* Task description
Update the items from the first line through the line containing "cell[interactable]: [358, 337, 462, 364]" by changing "Dining Out" to "Restaurants", and give those lines back with nothing else altered.

*** Supplied entries ***

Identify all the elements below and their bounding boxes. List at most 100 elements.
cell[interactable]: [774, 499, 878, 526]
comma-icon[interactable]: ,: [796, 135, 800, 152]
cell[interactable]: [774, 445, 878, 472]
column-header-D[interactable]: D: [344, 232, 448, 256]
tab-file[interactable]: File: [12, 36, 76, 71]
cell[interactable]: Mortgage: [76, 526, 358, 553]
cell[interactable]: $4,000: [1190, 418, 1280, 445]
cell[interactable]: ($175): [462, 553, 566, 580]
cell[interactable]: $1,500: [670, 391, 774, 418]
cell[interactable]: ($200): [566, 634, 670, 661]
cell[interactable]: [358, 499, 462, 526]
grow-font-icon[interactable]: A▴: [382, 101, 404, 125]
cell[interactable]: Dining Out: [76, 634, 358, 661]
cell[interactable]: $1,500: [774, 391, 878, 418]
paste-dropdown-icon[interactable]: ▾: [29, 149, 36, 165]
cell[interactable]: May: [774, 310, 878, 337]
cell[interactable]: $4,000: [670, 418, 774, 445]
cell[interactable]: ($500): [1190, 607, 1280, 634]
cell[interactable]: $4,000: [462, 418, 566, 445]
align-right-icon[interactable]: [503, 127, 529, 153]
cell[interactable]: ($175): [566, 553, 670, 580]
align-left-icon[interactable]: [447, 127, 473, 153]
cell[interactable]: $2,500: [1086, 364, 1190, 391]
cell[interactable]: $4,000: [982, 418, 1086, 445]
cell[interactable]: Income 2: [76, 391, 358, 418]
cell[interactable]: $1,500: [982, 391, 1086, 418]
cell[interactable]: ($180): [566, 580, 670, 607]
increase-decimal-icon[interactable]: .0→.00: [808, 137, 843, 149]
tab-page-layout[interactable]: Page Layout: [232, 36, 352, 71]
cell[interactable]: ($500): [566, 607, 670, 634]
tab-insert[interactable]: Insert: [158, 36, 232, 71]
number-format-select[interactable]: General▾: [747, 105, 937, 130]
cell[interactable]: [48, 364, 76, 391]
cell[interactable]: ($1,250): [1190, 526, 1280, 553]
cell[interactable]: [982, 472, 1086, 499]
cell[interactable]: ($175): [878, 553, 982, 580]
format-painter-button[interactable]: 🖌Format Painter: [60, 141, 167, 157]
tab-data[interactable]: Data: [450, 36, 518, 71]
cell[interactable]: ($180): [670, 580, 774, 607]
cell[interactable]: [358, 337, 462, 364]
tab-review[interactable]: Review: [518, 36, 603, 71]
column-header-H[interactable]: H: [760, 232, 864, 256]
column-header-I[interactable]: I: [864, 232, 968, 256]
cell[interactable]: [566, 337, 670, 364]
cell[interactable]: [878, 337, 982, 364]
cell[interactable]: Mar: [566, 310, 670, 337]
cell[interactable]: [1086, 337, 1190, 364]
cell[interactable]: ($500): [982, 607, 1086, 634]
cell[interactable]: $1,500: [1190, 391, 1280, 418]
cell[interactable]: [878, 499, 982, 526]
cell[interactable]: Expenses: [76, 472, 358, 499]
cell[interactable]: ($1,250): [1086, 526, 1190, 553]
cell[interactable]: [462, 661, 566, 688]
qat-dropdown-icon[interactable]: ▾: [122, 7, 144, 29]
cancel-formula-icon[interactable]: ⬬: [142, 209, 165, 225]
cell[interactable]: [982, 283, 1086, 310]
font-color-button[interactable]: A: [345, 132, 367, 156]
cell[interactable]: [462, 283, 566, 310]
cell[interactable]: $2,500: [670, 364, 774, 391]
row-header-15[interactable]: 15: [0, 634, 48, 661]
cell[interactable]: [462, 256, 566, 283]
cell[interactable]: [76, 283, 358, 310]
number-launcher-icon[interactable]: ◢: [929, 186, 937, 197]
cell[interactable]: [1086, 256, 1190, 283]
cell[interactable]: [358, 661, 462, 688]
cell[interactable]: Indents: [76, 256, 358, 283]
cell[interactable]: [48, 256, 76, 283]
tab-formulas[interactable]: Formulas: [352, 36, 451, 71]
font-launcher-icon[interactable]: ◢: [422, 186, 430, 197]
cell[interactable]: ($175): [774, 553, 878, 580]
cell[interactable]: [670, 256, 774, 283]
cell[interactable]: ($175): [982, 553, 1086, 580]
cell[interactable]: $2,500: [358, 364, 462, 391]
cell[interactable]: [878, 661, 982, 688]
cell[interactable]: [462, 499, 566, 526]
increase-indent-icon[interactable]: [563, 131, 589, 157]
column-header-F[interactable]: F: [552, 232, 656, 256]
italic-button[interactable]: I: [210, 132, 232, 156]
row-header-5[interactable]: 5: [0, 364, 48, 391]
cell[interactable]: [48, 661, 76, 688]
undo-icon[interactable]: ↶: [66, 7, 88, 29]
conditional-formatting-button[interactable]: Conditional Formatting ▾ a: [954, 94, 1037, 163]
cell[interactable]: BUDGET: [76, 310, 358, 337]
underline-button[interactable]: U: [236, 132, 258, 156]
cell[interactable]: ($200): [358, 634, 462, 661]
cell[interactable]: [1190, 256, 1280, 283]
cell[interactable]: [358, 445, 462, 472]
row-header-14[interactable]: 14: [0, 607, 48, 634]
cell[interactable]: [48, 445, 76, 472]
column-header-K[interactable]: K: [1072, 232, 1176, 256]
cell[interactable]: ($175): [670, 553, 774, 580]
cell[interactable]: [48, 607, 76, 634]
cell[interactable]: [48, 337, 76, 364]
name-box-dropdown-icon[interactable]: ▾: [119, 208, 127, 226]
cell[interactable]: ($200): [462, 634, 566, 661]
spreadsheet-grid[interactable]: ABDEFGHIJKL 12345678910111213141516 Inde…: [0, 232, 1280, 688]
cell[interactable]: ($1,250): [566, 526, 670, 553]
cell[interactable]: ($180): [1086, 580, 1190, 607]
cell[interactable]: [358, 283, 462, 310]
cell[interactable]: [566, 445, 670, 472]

***

* Solution for this task
Identify all the elements below and their bounding boxes. List at most 100 elements.
cell[interactable]: [774, 499, 878, 526]
comma-icon[interactable]: ,: [796, 135, 800, 152]
cell[interactable]: [774, 445, 878, 472]
column-header-D[interactable]: D: [344, 232, 448, 256]
tab-file[interactable]: File: [12, 36, 76, 71]
cell[interactable]: Mortgage: [76, 526, 358, 553]
cell[interactable]: $4,000: [1190, 418, 1280, 445]
cell[interactable]: ($175): [462, 553, 566, 580]
cell[interactable]: $1,500: [670, 391, 774, 418]
cell[interactable]: ($200): [566, 634, 670, 661]
cell[interactable]: [358, 499, 462, 526]
grow-font-icon[interactable]: A▴: [382, 101, 404, 125]
cell[interactable]: Restaurants: [76, 634, 358, 661]
cell[interactable]: $1,500: [774, 391, 878, 418]
paste-dropdown-icon[interactable]: ▾: [29, 149, 36, 165]
cell[interactable]: May: [774, 310, 878, 337]
cell[interactable]: $4,000: [670, 418, 774, 445]
cell[interactable]: ($500): [1190, 607, 1280, 634]
cell[interactable]: $4,000: [462, 418, 566, 445]
align-right-icon[interactable]: [503, 127, 529, 153]
cell[interactable]: ($175): [566, 553, 670, 580]
align-left-icon[interactable]: [447, 127, 473, 153]
cell[interactable]: $2,500: [1086, 364, 1190, 391]
cell[interactable]: $4,000: [982, 418, 1086, 445]
cell[interactable]: Income 2: [76, 391, 358, 418]
cell[interactable]: $1,500: [982, 391, 1086, 418]
cell[interactable]: ($180): [566, 580, 670, 607]
increase-decimal-icon[interactable]: .0→.00: [808, 137, 843, 149]
tab-page-layout[interactable]: Page Layout: [232, 36, 352, 71]
cell[interactable]: ($500): [566, 607, 670, 634]
tab-insert[interactable]: Insert: [158, 36, 232, 71]
number-format-select[interactable]: General▾: [747, 105, 937, 130]
cell[interactable]: [48, 364, 76, 391]
cell[interactable]: ($1,250): [1190, 526, 1280, 553]
cell[interactable]: [982, 472, 1086, 499]
cell[interactable]: ($175): [878, 553, 982, 580]
format-painter-button[interactable]: 🖌Format Painter: [60, 141, 167, 157]
tab-data[interactable]: Data: [450, 36, 518, 71]
cell[interactable]: ($180): [670, 580, 774, 607]
cell[interactable]: [358, 337, 462, 364]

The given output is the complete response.